→ **Problem statement**
Gather all lines in the records below that include the word "subtitle".

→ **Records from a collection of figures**

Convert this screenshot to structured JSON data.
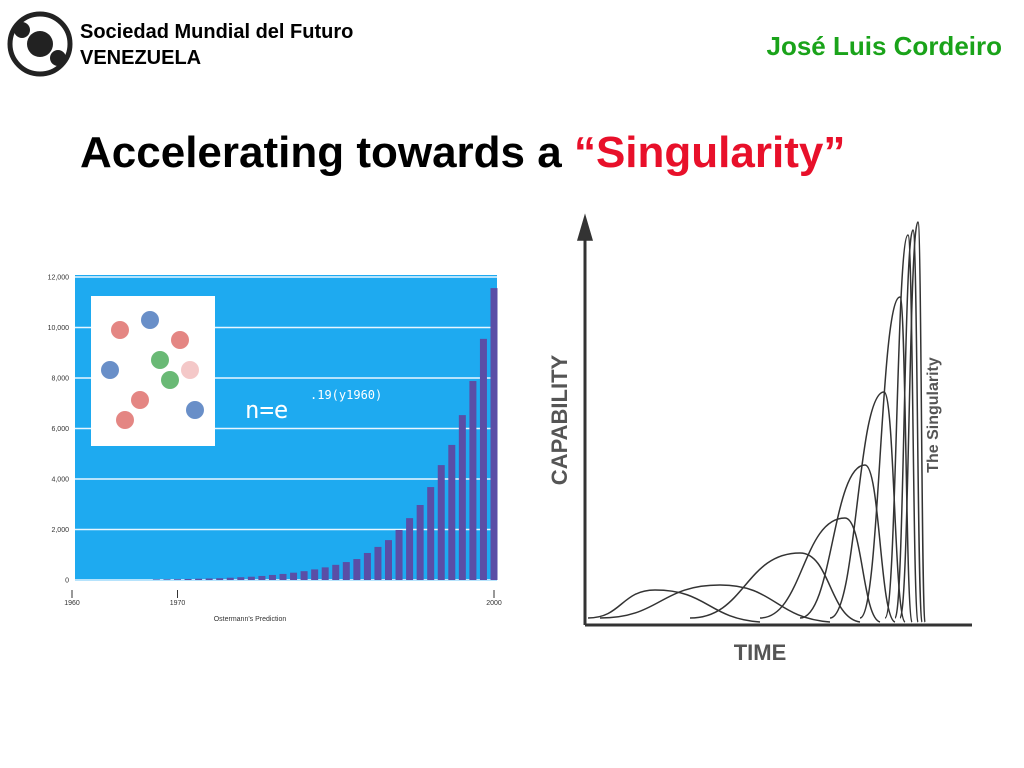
{
  "header": {
    "org_line1": "Sociedad Mundial del Futuro",
    "org_line2": "VENEZUELA",
    "author": "José Luis Cordeiro"
  },
  "title": {
    "text": "Accelerating towards a ",
    "highlight": "“Singularity”"
  },
  "chart_data": [
    {
      "type": "bar",
      "color": "#5a4ea6",
      "background": "#1eaaf0",
      "x_label": "Ostermann's Prediction",
      "formula": {
        "base": "n=e",
        "exponent": ".19(y1960)"
      },
      "x": [
        1968,
        1969,
        1970,
        1971,
        1972,
        1973,
        1974,
        1975,
        1976,
        1977,
        1978,
        1979,
        1980,
        1981,
        1982,
        1983,
        1984,
        1985,
        1986,
        1987,
        1988,
        1989,
        1990,
        1991,
        1992,
        1993,
        1994,
        1995,
        1996,
        1997,
        1998,
        1999,
        2000
      ],
      "values": [
        20,
        25,
        30,
        40,
        50,
        60,
        70,
        90,
        110,
        130,
        160,
        200,
        240,
        290,
        350,
        420,
        500,
        600,
        710,
        830,
        1070,
        1310,
        1580,
        1980,
        2450,
        2970,
        3680,
        4550,
        5350,
        6530,
        7880,
        9550,
        11560
      ],
      "xlim": [
        1960,
        2000
      ],
      "xticks": [
        1960,
        1970,
        2000
      ],
      "ylim": [
        0,
        12000
      ],
      "yticks": [
        0,
        {
          "value": 2000,
          "label": "2,000"
        },
        {
          "value": 4000,
          "label": "4,000"
        },
        {
          "value": 6000,
          "label": "6,000"
        },
        {
          "value": 8000,
          "label": "8,000"
        },
        {
          "value": 10000,
          "label": "10,000"
        },
        {
          "value": 12000,
          "label": "12,000"
        }
      ],
      "grid": true
    }
  ],
  "diagram": {
    "y_label": "CAPABILITY",
    "x_label": "TIME",
    "annotation": "The Singularity"
  }
}
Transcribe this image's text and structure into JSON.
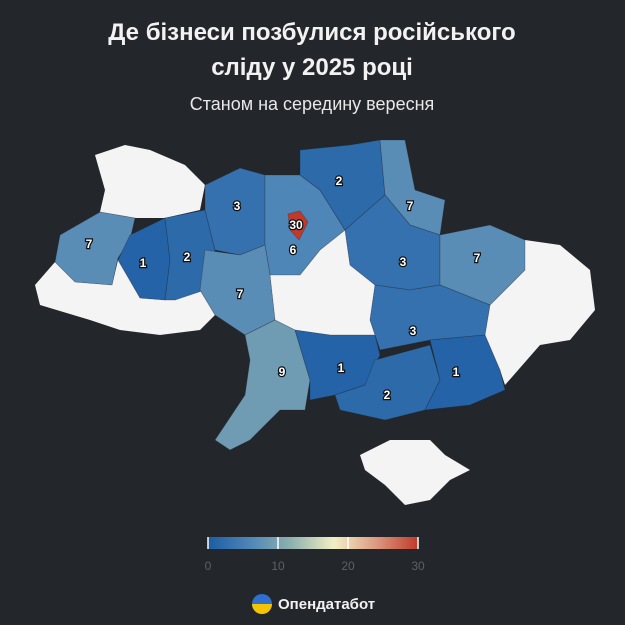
{
  "title_lines": [
    "Де бізнеси позбулися російського",
    "сліду у 2025 році"
  ],
  "subtitle": "Станом на середину вересня",
  "brand": "Опендатабот",
  "chart_data": {
    "type": "choropleth",
    "regions": [
      {
        "value": 7
      },
      {
        "value": 1
      },
      {
        "value": 2
      },
      {
        "value": 3
      },
      {
        "value": 6
      },
      {
        "value": 30
      },
      {
        "value": 2
      },
      {
        "value": 7
      },
      {
        "value": 3
      },
      {
        "value": 7
      },
      {
        "value": 7
      },
      {
        "value": 3
      },
      {
        "value": 9
      },
      {
        "value": 1
      },
      {
        "value": 2
      },
      {
        "value": 1
      }
    ],
    "scale": {
      "lim": [
        0,
        30
      ],
      "ticks": [
        0,
        10,
        20,
        30
      ],
      "colors": [
        "#1b5ca3",
        "#4f86b8",
        "#8fb2ae",
        "#f3efc4",
        "#dc9a80",
        "#c0392b"
      ]
    }
  }
}
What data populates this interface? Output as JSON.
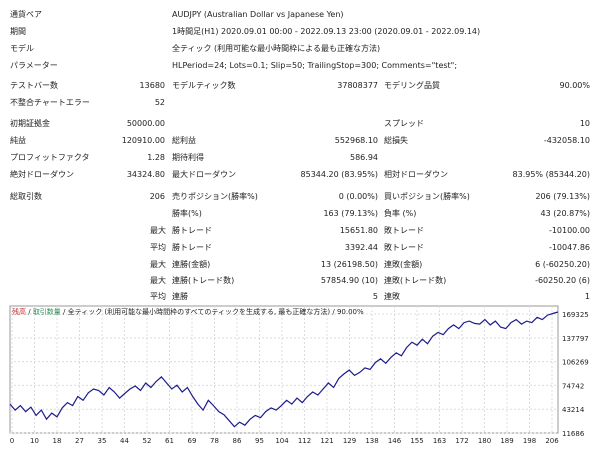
{
  "header": {
    "symbol_label": "通貨ペア",
    "symbol_value": "AUDJPY (Australian Dollar vs Japanese Yen)",
    "period_label": "期間",
    "period_value": "1時間足(H1) 2020.09.01 00:00 - 2022.09.13 23:00 (2020.09.01 - 2022.09.14)",
    "model_label": "モデル",
    "model_value": "全ティック (利用可能な最小時間枠による最も正確な方法)",
    "params_label": "パラメーター",
    "params_value": "HLPeriod=24; Lots=0.1; Slip=50; TrailingStop=300; Comments=\"test\";"
  },
  "stats": {
    "test_bars_label": "テストバー数",
    "test_bars": "13680",
    "model_ticks_label": "モデルティック数",
    "model_ticks": "37808377",
    "model_quality_label": "モデリング品質",
    "model_quality": "90.00%",
    "mismatch_label": "不整合チャートエラー",
    "mismatch": "52",
    "initial_deposit_label": "初期証拠金",
    "initial_deposit": "50000.00",
    "spread_label": "スプレッド",
    "spread": "10",
    "net_profit_label": "純益",
    "net_profit": "120910.00",
    "gross_profit_label": "総利益",
    "gross_profit": "552968.10",
    "gross_loss_label": "総損失",
    "gross_loss": "-432058.10",
    "profit_factor_label": "プロフィットファクタ",
    "profit_factor": "1.28",
    "expected_payoff_label": "期待利得",
    "expected_payoff": "586.94",
    "abs_dd_label": "絶対ドローダウン",
    "abs_dd": "34324.80",
    "max_dd_label": "最大ドローダウン",
    "max_dd": "85344.20 (83.95%)",
    "rel_dd_label": "相対ドローダウン",
    "rel_dd": "83.95% (85344.20)",
    "total_trades_label": "総取引数",
    "total_trades": "206",
    "short_label": "売りポジション(勝率%)",
    "short": "0 (0.00%)",
    "long_label": "買いポジション(勝率%)",
    "long": "206 (79.13%)",
    "win_pct_label": "勝率(%)",
    "win_pct": "163 (79.13%)",
    "loss_pct_label": "負率 (%)",
    "loss_pct": "43 (20.87%)",
    "max_label": "最大",
    "avg_label": "平均",
    "largest_win_label": "勝トレード",
    "largest_win": "15651.80",
    "largest_loss_label": "敗トレード",
    "largest_loss": "-10100.00",
    "avg_win_label": "勝トレード",
    "avg_win": "3392.44",
    "avg_loss_label": "敗トレード",
    "avg_loss": "-10047.86",
    "max_cons_wins_label": "連勝(金額)",
    "max_cons_wins": "13 (26198.50)",
    "max_cons_losses_label": "連敗(金額)",
    "max_cons_losses": "6 (-60250.20)",
    "max_cons_profit_label": "連勝(トレード数)",
    "max_cons_profit": "57854.90 (10)",
    "max_cons_loss_label": "連敗(トレード数)",
    "max_cons_loss": "-60250.20 (6)",
    "avg_cons_wins_label": "連勝",
    "avg_cons_wins": "5",
    "avg_cons_losses_label": "連敗",
    "avg_cons_losses": "1"
  },
  "chart_legend": {
    "balance": "残高",
    "sep1": " / ",
    "lot": "取引数量",
    "sep2": " / ",
    "model": "全ティック (利用可能な最小時間枠のすべてのティックを生成する, 最も正確な方法)",
    "sep3": " / ",
    "quality": "90.00%"
  },
  "colors": {
    "line": "#1c1c8c",
    "grid": "#dcdcdc",
    "legend_balance": "#c03030",
    "legend_lot": "#2e8b57"
  },
  "chart_data": {
    "type": "line",
    "x_ticks": [
      "0",
      "10",
      "18",
      "27",
      "35",
      "44",
      "52",
      "61",
      "69",
      "78",
      "86",
      "95",
      "104",
      "112",
      "121",
      "129",
      "138",
      "146",
      "155",
      "163",
      "172",
      "180",
      "189",
      "198",
      "206"
    ],
    "y_ticks": [
      "169325",
      "137797",
      "106269",
      "74742",
      "43214",
      "11686"
    ],
    "ylim": [
      11686,
      180000
    ],
    "x": [
      0,
      2,
      4,
      6,
      8,
      10,
      12,
      14,
      16,
      18,
      20,
      22,
      24,
      26,
      28,
      30,
      32,
      34,
      36,
      38,
      40,
      42,
      44,
      46,
      48,
      50,
      52,
      54,
      56,
      58,
      60,
      62,
      64,
      66,
      68,
      70,
      72,
      74,
      76,
      78,
      80,
      82,
      84,
      86,
      88,
      90,
      92,
      94,
      96,
      98,
      100,
      102,
      104,
      106,
      108,
      110,
      112,
      114,
      116,
      118,
      120,
      122,
      124,
      126,
      128,
      130,
      132,
      134,
      136,
      138,
      140,
      142,
      144,
      146,
      148,
      150,
      152,
      154,
      156,
      158,
      160,
      162,
      164,
      166,
      168,
      170,
      172,
      174,
      176,
      178,
      180,
      182,
      184,
      186,
      188,
      190,
      192,
      194,
      196,
      198,
      200,
      202,
      204,
      206,
      208,
      210
    ],
    "y": [
      50000,
      42000,
      48000,
      40000,
      46000,
      35000,
      42000,
      30000,
      38000,
      33000,
      45000,
      52000,
      48000,
      60000,
      55000,
      65000,
      70000,
      68000,
      62000,
      72000,
      66000,
      58000,
      64000,
      70000,
      74000,
      68000,
      78000,
      72000,
      80000,
      86000,
      78000,
      70000,
      75000,
      66000,
      72000,
      60000,
      50000,
      42000,
      55000,
      48000,
      40000,
      36000,
      28000,
      20000,
      26000,
      22000,
      30000,
      35000,
      32000,
      40000,
      45000,
      42000,
      48000,
      55000,
      50000,
      58000,
      52000,
      60000,
      66000,
      62000,
      70000,
      78000,
      72000,
      84000,
      90000,
      95000,
      88000,
      92000,
      98000,
      96000,
      105000,
      110000,
      104000,
      112000,
      118000,
      114000,
      125000,
      132000,
      128000,
      136000,
      130000,
      140000,
      145000,
      142000,
      150000,
      155000,
      150000,
      158000,
      160000,
      157000,
      156000,
      162000,
      155000,
      160000,
      152000,
      150000,
      158000,
      162000,
      156000,
      160000,
      158000,
      165000,
      162000,
      168000,
      170000,
      172000
    ]
  }
}
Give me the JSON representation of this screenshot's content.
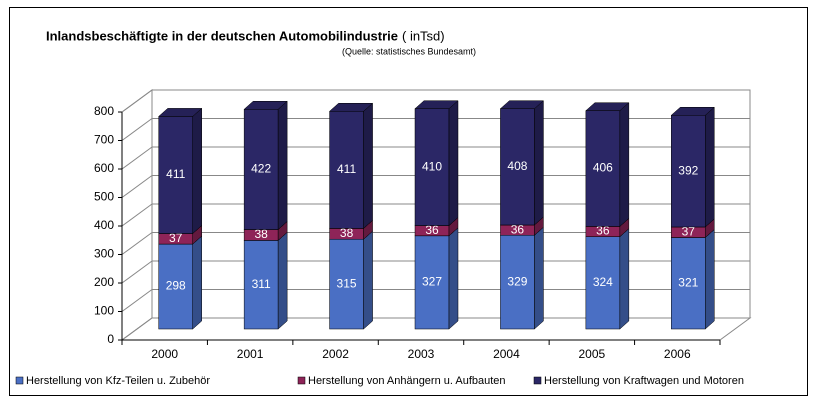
{
  "chart_data": {
    "type": "bar3d_stacked",
    "title": "Inlandsbeschäftigte in der deutschen Automobilindustrie",
    "unit": "( inTsd)",
    "subtitle": "(Quelle: statistisches Bundesamt)",
    "categories": [
      "2000",
      "2001",
      "2002",
      "2003",
      "2004",
      "2005",
      "2006"
    ],
    "series": [
      {
        "name": "Herstellung von Kfz-Teilen u. Zubehör",
        "color": "#4a6fc4",
        "values": [
          298,
          311,
          315,
          327,
          329,
          324,
          321
        ]
      },
      {
        "name": "Herstellung von Anhängern u. Aufbauten",
        "color": "#8e2458",
        "values": [
          37,
          38,
          38,
          36,
          36,
          36,
          37
        ]
      },
      {
        "name": "Herstellung von Kraftwagen und Motoren",
        "color": "#2b2766",
        "values": [
          411,
          422,
          411,
          410,
          408,
          406,
          392
        ]
      }
    ],
    "ylim": [
      0,
      800
    ],
    "yticks": [
      0,
      100,
      200,
      300,
      400,
      500,
      600,
      700,
      800
    ],
    "grid": true
  }
}
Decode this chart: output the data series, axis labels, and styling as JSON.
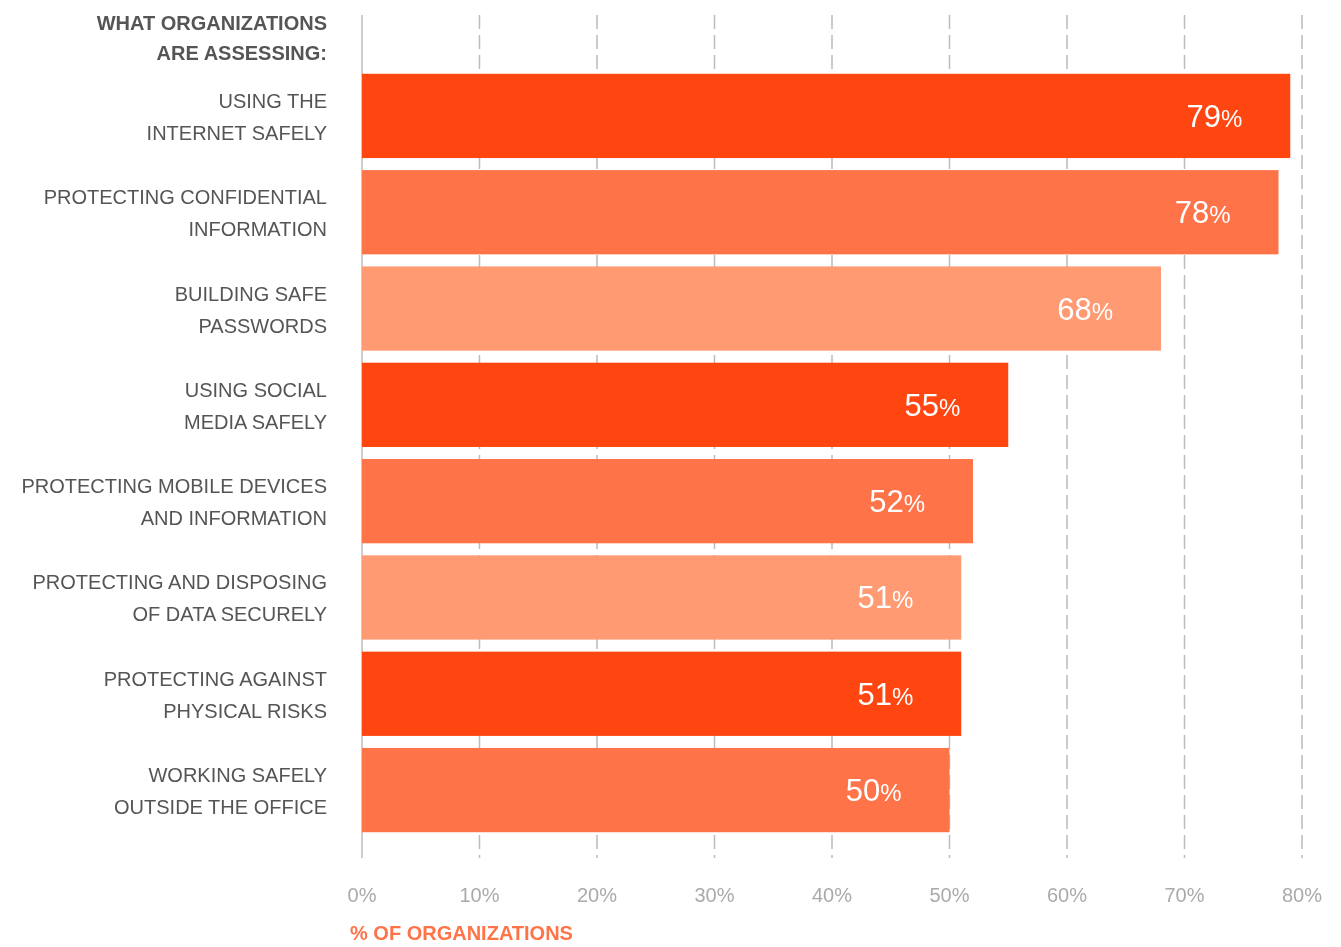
{
  "chart_data": {
    "type": "bar",
    "orientation": "horizontal",
    "ylabel": "WHAT ORGANIZATIONS\nARE ASSESSING:",
    "xlabel": "% OF ORGANIZATIONS",
    "categories": [
      "USING THE\nINTERNET SAFELY",
      "PROTECTING CONFIDENTIAL\nINFORMATION",
      "BUILDING SAFE\nPASSWORDS",
      "USING SOCIAL\nMEDIA SAFELY",
      "PROTECTING MOBILE DEVICES\nAND INFORMATION",
      "PROTECTING AND DISPOSING\nOF DATA SECURELY",
      "PROTECTING AGAINST\nPHYSICAL RISKS",
      "WORKING SAFELY\nOUTSIDE THE OFFICE"
    ],
    "values": [
      79,
      78,
      68,
      55,
      52,
      51,
      51,
      50
    ],
    "colors": [
      "#ff4611",
      "#ff7349",
      "#ff9a72",
      "#ff4611",
      "#ff7349",
      "#ff9a72",
      "#ff4611",
      "#ff7349"
    ],
    "value_labels": [
      "79%",
      "78%",
      "68%",
      "55%",
      "52%",
      "51%",
      "51%",
      "50%"
    ],
    "xlim": [
      0,
      80
    ],
    "xticks": [
      {
        "value": 0,
        "label": "0%"
      },
      {
        "value": 10,
        "label": "10%"
      },
      {
        "value": 20,
        "label": "20%"
      },
      {
        "value": 30,
        "label": "30%"
      },
      {
        "value": 40,
        "label": "40%"
      },
      {
        "value": 50,
        "label": "50%"
      },
      {
        "value": 60,
        "label": "60%"
      },
      {
        "value": 70,
        "label": "70%"
      },
      {
        "value": 80,
        "label": "80%"
      }
    ],
    "grid": "x"
  }
}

→ **Output below**
  "subtitle": "Станом на середину вересня",
    "subtitle": "(Quelle: statistisches Bundesamt)",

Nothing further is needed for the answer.